PROBLEM DETAILS:
Go through the listing below and list every line with "What".

EXTRACTED DATA:
════════════════════

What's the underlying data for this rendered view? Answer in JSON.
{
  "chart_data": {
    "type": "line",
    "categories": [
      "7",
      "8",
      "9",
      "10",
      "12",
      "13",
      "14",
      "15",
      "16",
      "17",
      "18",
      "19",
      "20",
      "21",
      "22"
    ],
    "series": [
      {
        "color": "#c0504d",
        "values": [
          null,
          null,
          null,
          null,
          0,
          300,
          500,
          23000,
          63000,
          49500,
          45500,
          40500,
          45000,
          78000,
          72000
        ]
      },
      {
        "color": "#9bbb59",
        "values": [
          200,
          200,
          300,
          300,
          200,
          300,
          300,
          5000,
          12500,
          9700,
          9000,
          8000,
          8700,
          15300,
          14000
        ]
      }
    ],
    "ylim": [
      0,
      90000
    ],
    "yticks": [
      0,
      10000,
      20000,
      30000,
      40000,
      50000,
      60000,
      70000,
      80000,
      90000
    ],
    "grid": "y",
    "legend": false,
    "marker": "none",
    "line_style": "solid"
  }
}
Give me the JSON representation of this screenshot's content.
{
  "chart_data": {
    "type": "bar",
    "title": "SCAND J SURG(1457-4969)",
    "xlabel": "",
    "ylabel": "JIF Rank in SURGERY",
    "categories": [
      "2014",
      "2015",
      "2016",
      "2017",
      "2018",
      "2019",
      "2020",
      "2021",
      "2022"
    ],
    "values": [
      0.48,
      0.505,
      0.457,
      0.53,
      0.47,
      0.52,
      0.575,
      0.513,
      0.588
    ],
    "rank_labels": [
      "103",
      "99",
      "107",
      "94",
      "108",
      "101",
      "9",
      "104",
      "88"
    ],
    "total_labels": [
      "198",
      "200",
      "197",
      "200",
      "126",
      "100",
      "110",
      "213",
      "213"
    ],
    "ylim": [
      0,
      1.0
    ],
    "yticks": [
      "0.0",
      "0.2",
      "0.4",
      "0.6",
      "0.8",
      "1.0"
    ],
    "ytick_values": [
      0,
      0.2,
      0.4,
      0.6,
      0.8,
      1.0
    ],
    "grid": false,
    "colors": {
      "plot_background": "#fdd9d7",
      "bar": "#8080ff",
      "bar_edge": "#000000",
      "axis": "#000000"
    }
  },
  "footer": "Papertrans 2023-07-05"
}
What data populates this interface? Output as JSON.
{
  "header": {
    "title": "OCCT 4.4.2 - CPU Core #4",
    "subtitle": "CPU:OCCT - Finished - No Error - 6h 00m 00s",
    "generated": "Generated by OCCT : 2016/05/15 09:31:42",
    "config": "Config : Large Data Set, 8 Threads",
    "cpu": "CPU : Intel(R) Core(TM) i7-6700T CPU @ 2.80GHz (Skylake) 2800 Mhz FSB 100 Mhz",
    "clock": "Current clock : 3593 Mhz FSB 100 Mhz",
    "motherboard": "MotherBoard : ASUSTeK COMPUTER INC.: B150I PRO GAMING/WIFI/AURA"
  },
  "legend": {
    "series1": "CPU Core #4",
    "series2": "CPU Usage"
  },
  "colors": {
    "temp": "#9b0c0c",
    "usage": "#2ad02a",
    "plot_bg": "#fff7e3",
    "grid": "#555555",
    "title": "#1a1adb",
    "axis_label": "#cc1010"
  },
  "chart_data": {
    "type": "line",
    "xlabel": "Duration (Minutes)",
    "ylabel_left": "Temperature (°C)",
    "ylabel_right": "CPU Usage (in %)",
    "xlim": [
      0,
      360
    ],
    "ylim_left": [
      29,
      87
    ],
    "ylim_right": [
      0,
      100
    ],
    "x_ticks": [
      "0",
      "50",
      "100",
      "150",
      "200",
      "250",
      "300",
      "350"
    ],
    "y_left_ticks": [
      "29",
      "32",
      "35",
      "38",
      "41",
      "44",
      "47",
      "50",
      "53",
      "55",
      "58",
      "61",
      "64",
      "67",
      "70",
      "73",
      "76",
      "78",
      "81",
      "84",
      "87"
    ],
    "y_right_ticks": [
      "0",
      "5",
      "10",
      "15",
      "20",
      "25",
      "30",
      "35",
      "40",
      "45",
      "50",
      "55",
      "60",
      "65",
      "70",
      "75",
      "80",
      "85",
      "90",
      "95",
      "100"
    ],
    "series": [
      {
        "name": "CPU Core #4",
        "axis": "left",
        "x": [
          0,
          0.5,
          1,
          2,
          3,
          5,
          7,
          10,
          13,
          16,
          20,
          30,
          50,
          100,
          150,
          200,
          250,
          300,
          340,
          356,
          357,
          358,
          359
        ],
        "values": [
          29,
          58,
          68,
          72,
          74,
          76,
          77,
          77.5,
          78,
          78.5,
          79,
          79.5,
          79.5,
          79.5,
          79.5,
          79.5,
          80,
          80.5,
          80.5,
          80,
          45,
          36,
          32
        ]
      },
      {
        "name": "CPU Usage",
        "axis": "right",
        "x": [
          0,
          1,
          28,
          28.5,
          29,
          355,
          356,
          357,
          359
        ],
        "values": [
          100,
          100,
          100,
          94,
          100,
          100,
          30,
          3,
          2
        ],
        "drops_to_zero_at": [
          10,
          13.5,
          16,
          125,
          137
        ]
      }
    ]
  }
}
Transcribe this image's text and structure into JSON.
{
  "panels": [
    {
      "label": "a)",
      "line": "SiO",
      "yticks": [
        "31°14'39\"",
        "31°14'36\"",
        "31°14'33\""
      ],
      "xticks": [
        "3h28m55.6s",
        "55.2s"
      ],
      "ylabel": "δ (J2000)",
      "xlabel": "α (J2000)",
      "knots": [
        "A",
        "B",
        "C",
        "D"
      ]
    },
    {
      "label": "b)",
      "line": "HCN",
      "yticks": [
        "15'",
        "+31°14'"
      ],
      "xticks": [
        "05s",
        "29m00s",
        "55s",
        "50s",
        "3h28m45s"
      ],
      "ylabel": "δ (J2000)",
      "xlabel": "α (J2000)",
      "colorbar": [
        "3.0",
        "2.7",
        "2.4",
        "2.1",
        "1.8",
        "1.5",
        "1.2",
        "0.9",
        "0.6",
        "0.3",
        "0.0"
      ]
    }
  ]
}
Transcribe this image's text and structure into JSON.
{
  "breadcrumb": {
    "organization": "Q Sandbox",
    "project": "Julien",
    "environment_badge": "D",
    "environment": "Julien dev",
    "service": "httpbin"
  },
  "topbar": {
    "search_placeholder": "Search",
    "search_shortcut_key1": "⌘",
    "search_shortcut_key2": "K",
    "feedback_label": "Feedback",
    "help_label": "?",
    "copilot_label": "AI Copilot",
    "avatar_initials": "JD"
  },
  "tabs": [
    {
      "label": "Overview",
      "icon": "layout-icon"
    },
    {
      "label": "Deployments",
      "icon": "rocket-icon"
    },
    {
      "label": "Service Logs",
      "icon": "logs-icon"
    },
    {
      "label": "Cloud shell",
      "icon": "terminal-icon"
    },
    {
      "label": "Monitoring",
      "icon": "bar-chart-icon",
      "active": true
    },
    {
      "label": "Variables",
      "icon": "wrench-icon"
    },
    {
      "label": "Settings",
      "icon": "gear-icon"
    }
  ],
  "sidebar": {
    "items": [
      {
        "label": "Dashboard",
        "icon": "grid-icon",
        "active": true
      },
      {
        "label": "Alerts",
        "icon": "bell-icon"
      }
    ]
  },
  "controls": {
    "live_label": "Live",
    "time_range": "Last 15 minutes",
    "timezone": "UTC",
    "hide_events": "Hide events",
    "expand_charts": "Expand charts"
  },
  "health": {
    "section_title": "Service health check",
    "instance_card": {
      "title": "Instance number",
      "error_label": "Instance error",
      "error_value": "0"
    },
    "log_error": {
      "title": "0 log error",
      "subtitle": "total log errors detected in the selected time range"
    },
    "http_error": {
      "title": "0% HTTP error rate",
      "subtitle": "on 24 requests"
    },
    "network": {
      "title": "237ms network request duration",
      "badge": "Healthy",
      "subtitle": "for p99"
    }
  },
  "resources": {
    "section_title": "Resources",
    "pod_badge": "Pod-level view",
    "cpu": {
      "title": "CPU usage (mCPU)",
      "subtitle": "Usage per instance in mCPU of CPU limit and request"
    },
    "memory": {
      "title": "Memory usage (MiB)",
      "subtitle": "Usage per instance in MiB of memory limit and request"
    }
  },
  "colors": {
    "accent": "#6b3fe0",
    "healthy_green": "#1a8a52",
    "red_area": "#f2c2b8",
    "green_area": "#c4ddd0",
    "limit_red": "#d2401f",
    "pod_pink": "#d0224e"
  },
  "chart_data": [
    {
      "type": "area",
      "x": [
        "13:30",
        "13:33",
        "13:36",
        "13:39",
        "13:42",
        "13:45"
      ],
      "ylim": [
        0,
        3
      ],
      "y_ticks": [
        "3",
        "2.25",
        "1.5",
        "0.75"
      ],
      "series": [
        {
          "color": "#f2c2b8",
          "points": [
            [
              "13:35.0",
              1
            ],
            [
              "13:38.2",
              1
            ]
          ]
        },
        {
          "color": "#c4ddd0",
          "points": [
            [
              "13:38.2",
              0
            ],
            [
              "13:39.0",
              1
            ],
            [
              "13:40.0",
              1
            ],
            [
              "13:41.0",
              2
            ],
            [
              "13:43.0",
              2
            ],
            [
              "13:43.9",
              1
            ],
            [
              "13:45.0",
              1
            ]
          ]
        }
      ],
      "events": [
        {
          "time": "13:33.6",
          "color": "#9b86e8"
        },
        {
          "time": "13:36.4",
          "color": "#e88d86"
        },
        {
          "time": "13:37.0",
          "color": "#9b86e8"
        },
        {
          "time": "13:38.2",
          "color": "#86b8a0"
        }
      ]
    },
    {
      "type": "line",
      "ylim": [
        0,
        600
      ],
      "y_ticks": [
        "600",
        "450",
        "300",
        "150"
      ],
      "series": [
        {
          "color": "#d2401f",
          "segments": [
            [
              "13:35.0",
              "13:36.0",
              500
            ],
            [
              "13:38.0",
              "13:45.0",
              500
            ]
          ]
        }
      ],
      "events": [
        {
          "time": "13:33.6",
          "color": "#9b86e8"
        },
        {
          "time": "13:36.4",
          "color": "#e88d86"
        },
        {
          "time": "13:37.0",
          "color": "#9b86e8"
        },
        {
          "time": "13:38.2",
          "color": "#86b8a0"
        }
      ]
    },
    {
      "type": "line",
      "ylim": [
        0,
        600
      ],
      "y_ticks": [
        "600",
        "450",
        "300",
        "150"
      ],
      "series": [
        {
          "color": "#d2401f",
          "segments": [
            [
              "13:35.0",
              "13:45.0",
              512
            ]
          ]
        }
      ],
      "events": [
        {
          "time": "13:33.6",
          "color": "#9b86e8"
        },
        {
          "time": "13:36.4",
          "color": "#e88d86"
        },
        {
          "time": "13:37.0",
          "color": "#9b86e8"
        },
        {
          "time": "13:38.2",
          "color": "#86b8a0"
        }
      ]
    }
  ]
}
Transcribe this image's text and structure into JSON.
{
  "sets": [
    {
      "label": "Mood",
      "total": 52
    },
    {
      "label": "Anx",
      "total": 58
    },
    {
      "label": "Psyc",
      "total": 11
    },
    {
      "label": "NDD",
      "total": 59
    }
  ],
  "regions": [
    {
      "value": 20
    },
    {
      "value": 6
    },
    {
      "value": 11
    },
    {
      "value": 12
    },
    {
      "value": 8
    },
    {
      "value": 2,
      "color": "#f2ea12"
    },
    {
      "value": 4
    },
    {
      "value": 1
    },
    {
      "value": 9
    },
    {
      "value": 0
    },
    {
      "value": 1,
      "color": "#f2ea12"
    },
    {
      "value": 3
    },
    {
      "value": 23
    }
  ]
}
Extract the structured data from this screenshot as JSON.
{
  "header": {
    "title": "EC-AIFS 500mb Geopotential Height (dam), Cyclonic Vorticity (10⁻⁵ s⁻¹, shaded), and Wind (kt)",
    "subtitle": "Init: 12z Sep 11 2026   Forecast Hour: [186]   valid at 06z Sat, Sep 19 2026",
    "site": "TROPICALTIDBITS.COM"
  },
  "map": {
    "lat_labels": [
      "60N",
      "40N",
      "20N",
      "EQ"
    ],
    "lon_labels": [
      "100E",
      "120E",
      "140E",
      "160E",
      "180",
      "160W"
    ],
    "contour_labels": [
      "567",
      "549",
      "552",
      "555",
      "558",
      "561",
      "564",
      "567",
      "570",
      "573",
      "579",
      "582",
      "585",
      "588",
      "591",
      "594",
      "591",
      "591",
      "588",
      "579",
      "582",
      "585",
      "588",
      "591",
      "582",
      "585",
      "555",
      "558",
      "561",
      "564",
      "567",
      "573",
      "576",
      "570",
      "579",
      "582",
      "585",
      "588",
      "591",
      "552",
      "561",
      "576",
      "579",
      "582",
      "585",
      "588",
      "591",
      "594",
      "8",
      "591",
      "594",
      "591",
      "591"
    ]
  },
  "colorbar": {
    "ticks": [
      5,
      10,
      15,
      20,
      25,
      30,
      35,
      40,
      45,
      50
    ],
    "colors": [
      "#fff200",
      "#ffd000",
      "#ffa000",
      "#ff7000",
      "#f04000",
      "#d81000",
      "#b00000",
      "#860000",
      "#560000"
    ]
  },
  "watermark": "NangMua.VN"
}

════════════════════

ANSWER BELOW:
What's the underlying data for this rendered view? Answer in JSON.
What data populates this interface? Output as JSON.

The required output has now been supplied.